■ Activity: Go through the lines below and tally those containing the string "image". Respond with the number only.

■ Data records:
▼
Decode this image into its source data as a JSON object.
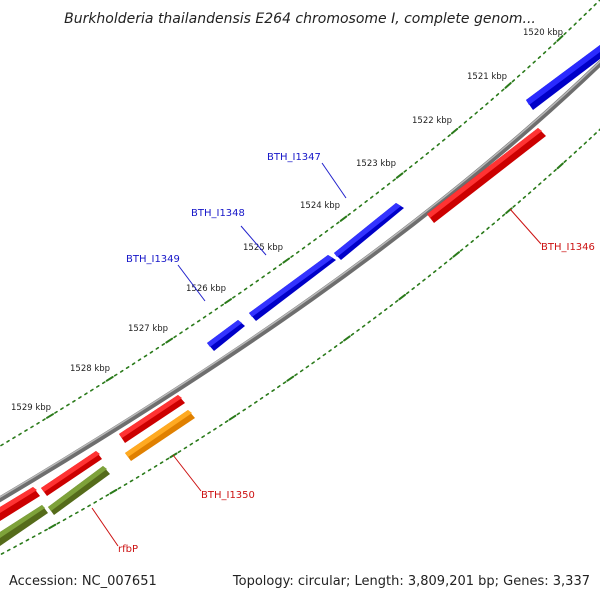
{
  "title": "Burkholderia thailandensis E264 chromosome I, complete genom...",
  "footer": {
    "accession": "Accession: NC_007651",
    "stats": "Topology: circular; Length: 3,809,201 bp; Genes: 3,337"
  },
  "colors": {
    "backbone": "#8a8a8a",
    "forward_gene": "#1010ee",
    "reverse_gene": "#ee1010",
    "orange_gene": "#ff9900",
    "olive_gene": "#6b8e23",
    "tick": "#2a7a1a"
  },
  "ticks": [
    {
      "label": "1520 kbp",
      "pos": 1520
    },
    {
      "label": "1521 kbp",
      "pos": 1521
    },
    {
      "label": "1522 kbp",
      "pos": 1522
    },
    {
      "label": "1523 kbp",
      "pos": 1523
    },
    {
      "label": "1524 kbp",
      "pos": 1524
    },
    {
      "label": "1525 kbp",
      "pos": 1525
    },
    {
      "label": "1526 kbp",
      "pos": 1526
    },
    {
      "label": "1527 kbp",
      "pos": 1527
    },
    {
      "label": "1528 kbp",
      "pos": 1528
    },
    {
      "label": "1529 kbp",
      "pos": 1529
    }
  ],
  "forward_genes": [
    {
      "label": "BTH_I1347"
    },
    {
      "label": "BTH_I1348"
    },
    {
      "label": "BTH_I1349"
    }
  ],
  "reverse_genes": [
    {
      "label": "BTH_I1346"
    },
    {
      "label": "BTH_I1350"
    },
    {
      "label": "rfbP"
    }
  ]
}
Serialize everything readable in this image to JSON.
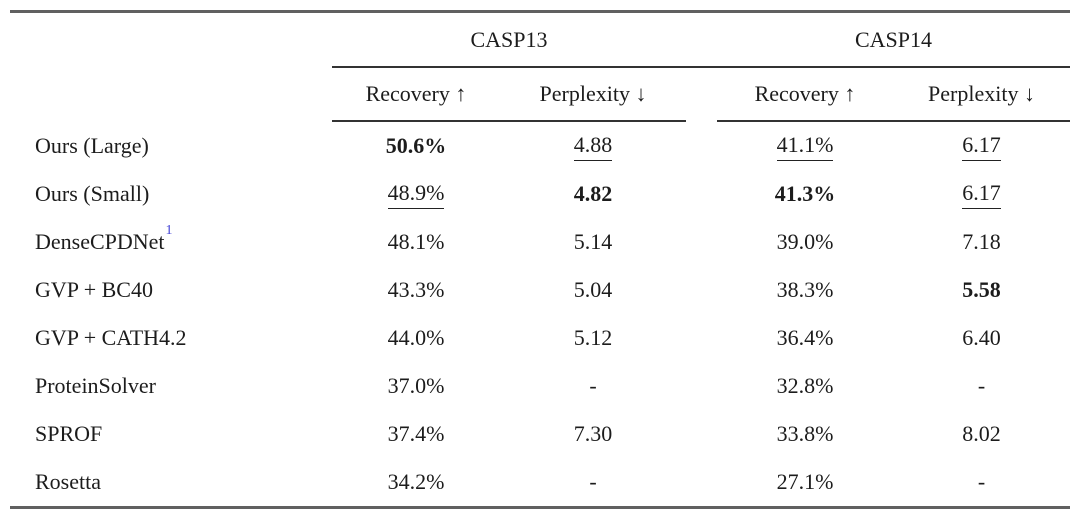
{
  "table": {
    "col_groups": [
      {
        "label": "CASP13"
      },
      {
        "label": "CASP14"
      }
    ],
    "sub_headers": [
      "Recovery ↑",
      "Perplexity ↓",
      "Recovery ↑",
      "Perplexity ↓"
    ],
    "rows": [
      {
        "label": "Ours (Large)",
        "cells": [
          {
            "v": "50.6%",
            "s": "bold"
          },
          {
            "v": "4.88",
            "s": "underline"
          },
          {
            "v": "41.1%",
            "s": "underline"
          },
          {
            "v": "6.17",
            "s": "underline"
          }
        ]
      },
      {
        "label": "Ours (Small)",
        "cells": [
          {
            "v": "48.9%",
            "s": "underline"
          },
          {
            "v": "4.82",
            "s": "bold"
          },
          {
            "v": "41.3%",
            "s": "bold"
          },
          {
            "v": "6.17",
            "s": "underline"
          }
        ]
      },
      {
        "label": "DenseCPDNet",
        "sup": "1",
        "cells": [
          {
            "v": "48.1%",
            "s": ""
          },
          {
            "v": "5.14",
            "s": ""
          },
          {
            "v": "39.0%",
            "s": ""
          },
          {
            "v": "7.18",
            "s": ""
          }
        ]
      },
      {
        "label": "GVP + BC40",
        "cells": [
          {
            "v": "43.3%",
            "s": ""
          },
          {
            "v": "5.04",
            "s": ""
          },
          {
            "v": "38.3%",
            "s": ""
          },
          {
            "v": "5.58",
            "s": "bold"
          }
        ]
      },
      {
        "label": "GVP + CATH4.2",
        "cells": [
          {
            "v": "44.0%",
            "s": ""
          },
          {
            "v": "5.12",
            "s": ""
          },
          {
            "v": "36.4%",
            "s": ""
          },
          {
            "v": "6.40",
            "s": ""
          }
        ]
      },
      {
        "label": "ProteinSolver",
        "cells": [
          {
            "v": "37.0%",
            "s": ""
          },
          {
            "v": "-",
            "s": ""
          },
          {
            "v": "32.8%",
            "s": ""
          },
          {
            "v": "-",
            "s": ""
          }
        ]
      },
      {
        "label": "SPROF",
        "cells": [
          {
            "v": "37.4%",
            "s": ""
          },
          {
            "v": "7.30",
            "s": ""
          },
          {
            "v": "33.8%",
            "s": ""
          },
          {
            "v": "8.02",
            "s": ""
          }
        ]
      },
      {
        "label": "Rosetta",
        "cells": [
          {
            "v": "34.2%",
            "s": ""
          },
          {
            "v": "-",
            "s": ""
          },
          {
            "v": "27.1%",
            "s": ""
          },
          {
            "v": "-",
            "s": ""
          }
        ]
      }
    ]
  },
  "colors": {
    "citation_blue": "#4545d6",
    "text": "#1c1c1c",
    "rule_heavy": "#606060",
    "rule_thin": "#333333"
  }
}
▲
■ Expected answer: 2